WRITTEN EXERCISE ▸ Can you turn the data, from its first line through the line containing "bill-month-cell[interactable] [509,517,532,545]" (both included), into a JSON list of strings with one string per line and no blank lines?

┌──

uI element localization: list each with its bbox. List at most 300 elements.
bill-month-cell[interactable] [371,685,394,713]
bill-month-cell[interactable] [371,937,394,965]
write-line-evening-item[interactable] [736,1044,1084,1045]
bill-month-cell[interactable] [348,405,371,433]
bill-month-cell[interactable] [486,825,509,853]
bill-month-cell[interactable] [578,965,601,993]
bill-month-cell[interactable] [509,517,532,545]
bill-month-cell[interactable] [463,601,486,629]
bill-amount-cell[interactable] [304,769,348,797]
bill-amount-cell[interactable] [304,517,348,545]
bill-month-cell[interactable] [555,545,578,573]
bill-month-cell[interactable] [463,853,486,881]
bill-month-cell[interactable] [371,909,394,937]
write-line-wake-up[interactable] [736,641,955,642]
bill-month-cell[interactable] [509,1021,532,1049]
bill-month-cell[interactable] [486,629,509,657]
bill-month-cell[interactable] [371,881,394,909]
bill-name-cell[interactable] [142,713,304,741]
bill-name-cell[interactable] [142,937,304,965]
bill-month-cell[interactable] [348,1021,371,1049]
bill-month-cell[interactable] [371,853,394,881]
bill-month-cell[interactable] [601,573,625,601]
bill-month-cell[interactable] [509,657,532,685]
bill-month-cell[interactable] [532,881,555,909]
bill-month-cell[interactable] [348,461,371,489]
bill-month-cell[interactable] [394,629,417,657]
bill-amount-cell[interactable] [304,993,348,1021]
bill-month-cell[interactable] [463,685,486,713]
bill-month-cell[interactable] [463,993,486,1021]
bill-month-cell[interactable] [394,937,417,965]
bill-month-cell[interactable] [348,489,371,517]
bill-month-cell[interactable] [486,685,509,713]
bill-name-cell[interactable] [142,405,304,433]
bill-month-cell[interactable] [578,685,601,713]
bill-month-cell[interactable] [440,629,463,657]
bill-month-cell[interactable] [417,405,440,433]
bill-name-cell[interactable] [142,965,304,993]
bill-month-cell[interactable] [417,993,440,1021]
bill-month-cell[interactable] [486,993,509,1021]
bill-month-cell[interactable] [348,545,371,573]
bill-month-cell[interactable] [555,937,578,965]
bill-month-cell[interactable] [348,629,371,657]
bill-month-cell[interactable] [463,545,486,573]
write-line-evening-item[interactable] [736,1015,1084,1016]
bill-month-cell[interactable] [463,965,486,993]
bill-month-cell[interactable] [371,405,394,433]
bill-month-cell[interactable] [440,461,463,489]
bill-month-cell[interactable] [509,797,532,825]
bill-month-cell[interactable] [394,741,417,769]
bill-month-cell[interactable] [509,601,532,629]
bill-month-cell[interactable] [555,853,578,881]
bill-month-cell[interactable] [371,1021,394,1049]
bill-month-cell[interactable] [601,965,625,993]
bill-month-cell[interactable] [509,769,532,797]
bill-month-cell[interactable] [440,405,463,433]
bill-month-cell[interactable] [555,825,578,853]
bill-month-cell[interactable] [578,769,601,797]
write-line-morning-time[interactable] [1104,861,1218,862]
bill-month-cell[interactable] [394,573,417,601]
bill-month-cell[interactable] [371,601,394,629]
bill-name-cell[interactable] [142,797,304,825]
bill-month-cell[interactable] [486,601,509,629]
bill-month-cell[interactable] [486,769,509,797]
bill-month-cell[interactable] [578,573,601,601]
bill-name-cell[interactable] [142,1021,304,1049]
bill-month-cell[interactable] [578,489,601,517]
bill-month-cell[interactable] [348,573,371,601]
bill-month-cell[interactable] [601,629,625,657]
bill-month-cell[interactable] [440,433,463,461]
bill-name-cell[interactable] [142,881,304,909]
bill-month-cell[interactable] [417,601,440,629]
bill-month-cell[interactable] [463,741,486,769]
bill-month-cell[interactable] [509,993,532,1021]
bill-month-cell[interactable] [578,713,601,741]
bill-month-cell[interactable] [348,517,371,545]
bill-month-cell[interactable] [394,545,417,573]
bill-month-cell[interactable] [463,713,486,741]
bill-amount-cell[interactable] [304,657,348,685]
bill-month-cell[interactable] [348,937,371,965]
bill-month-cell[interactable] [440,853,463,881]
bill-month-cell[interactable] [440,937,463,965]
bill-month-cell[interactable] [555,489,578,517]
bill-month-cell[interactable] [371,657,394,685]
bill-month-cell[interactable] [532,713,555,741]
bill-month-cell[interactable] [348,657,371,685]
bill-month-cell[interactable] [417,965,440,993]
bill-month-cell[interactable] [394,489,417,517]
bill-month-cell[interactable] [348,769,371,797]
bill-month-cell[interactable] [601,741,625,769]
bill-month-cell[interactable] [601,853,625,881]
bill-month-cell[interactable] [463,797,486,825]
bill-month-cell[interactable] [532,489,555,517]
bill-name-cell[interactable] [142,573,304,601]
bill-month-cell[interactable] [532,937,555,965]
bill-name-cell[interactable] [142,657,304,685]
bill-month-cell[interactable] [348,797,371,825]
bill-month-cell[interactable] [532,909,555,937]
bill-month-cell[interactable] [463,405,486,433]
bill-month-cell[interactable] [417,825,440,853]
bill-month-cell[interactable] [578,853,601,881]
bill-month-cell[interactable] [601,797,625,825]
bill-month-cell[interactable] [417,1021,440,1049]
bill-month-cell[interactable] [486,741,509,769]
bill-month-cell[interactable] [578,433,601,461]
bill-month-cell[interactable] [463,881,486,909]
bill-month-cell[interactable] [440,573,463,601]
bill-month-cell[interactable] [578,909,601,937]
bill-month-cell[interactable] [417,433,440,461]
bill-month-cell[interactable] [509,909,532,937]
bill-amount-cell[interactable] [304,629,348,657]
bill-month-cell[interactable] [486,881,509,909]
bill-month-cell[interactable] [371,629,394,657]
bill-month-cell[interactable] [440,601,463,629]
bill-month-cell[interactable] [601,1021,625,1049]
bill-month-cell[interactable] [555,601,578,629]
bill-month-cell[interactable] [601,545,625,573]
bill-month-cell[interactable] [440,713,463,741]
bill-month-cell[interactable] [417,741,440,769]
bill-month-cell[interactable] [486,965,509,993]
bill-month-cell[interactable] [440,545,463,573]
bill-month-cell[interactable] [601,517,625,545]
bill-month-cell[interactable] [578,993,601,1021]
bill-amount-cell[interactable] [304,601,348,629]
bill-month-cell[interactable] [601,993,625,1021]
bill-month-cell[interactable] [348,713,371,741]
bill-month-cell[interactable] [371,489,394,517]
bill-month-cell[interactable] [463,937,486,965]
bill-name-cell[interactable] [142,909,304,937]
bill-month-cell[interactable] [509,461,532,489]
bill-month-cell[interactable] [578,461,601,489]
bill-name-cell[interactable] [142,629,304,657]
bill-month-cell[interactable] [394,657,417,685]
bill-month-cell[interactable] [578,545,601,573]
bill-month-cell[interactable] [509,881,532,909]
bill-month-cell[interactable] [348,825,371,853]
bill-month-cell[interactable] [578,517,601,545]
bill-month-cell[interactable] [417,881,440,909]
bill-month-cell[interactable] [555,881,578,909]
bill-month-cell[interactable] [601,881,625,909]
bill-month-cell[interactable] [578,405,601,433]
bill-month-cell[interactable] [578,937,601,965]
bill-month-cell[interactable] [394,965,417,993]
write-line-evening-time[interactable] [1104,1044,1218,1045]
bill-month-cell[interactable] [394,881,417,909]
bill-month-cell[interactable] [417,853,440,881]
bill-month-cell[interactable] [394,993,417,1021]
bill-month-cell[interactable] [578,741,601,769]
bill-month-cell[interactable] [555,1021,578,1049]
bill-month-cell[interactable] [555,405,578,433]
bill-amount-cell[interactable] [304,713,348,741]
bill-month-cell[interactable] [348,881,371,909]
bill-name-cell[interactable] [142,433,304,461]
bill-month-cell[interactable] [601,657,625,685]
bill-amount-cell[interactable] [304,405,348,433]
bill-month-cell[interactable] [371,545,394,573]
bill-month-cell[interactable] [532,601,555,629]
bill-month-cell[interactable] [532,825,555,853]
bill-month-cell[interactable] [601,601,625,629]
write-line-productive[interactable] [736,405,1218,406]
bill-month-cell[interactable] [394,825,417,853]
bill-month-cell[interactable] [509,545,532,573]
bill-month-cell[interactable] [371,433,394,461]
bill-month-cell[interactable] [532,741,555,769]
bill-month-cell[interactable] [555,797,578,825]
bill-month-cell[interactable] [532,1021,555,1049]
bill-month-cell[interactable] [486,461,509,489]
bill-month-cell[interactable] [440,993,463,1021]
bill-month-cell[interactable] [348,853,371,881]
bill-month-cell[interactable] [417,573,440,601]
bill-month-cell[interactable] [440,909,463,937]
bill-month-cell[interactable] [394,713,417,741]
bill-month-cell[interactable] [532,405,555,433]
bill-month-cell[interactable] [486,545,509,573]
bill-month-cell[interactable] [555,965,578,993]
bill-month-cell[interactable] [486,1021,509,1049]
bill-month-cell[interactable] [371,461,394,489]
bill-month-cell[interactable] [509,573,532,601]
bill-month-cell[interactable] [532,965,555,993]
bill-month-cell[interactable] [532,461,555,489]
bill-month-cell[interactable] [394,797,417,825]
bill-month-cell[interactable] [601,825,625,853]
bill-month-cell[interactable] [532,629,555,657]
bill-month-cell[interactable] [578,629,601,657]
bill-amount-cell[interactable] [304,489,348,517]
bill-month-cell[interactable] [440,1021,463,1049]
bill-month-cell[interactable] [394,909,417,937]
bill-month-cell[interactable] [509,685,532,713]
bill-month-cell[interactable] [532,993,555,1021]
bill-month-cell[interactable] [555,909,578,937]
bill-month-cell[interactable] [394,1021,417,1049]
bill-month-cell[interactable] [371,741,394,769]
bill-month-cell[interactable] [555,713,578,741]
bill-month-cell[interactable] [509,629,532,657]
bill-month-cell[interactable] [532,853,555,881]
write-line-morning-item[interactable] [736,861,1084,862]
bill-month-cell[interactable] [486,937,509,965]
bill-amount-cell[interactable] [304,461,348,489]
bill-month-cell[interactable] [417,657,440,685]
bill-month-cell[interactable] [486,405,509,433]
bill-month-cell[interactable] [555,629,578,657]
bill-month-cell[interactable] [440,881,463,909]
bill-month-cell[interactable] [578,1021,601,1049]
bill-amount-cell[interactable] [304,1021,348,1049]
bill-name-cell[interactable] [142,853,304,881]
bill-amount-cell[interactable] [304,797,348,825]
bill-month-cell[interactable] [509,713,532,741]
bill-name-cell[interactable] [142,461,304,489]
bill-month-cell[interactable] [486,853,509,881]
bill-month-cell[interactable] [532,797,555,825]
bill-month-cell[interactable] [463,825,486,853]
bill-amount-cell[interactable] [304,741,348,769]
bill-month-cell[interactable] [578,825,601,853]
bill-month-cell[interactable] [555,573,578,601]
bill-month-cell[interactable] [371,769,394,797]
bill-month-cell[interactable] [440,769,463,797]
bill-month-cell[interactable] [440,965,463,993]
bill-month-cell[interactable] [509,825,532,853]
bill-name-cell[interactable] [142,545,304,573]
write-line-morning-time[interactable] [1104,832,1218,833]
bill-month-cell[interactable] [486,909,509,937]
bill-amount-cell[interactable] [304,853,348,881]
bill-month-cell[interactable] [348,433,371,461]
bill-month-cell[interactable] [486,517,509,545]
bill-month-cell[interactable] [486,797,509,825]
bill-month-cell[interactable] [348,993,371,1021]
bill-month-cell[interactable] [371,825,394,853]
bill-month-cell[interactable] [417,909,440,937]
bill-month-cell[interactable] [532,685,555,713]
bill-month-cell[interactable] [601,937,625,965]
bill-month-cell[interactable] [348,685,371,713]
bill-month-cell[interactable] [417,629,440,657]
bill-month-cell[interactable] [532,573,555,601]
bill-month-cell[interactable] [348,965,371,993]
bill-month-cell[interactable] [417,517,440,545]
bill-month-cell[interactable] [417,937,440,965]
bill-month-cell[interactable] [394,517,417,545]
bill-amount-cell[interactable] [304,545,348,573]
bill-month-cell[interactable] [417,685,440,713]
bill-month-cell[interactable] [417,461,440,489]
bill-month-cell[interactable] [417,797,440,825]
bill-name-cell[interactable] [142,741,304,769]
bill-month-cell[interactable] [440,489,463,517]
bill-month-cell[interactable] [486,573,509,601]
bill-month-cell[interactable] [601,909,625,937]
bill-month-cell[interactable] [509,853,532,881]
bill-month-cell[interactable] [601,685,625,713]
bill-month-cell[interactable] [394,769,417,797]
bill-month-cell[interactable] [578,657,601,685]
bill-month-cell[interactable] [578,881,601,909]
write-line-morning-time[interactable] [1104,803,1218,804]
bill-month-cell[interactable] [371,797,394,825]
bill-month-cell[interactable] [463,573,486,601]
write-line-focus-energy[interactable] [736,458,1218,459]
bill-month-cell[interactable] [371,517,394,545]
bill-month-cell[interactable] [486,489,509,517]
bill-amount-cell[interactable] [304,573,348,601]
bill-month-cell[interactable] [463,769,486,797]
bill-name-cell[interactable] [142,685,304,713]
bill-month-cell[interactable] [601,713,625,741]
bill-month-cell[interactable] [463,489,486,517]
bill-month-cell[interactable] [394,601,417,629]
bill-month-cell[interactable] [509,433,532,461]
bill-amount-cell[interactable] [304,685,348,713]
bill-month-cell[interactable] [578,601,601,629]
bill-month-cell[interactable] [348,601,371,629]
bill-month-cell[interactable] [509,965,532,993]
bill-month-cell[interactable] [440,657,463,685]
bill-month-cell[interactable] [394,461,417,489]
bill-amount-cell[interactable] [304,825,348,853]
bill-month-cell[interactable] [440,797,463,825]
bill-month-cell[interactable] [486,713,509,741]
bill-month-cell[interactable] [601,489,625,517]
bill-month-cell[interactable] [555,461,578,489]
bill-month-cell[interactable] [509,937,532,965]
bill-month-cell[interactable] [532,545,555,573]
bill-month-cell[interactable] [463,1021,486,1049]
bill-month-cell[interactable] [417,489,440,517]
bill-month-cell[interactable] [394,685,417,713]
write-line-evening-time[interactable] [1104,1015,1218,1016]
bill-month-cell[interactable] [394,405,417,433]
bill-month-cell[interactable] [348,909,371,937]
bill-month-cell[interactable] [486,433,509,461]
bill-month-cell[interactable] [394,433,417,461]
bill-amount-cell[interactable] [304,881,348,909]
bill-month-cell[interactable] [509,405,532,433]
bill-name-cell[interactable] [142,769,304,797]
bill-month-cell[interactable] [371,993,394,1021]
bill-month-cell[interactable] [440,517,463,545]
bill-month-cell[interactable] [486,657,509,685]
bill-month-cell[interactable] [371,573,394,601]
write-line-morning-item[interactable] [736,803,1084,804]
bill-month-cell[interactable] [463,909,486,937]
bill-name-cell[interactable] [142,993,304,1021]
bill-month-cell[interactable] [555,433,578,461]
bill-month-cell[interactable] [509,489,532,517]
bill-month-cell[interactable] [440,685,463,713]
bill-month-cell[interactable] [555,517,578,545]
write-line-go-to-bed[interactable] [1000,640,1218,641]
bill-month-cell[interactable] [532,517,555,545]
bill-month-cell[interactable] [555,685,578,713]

└──

EXERCISE OUTPUT ▸
[
  "uI element localization: list each with its bbox. List at most 300 elements.",
  "bill-month-cell[interactable] [371,685,394,713]",
  "bill-month-cell[interactable] [371,937,394,965]",
  "write-line-evening-item[interactable] [736,1044,1084,1045]",
  "bill-month-cell[interactable] [348,405,371,433]",
  "bill-month-cell[interactable] [486,825,509,853]",
  "bill-month-cell[interactable] [578,965,601,993]",
  "bill-month-cell[interactable] [509,517,532,545]"
]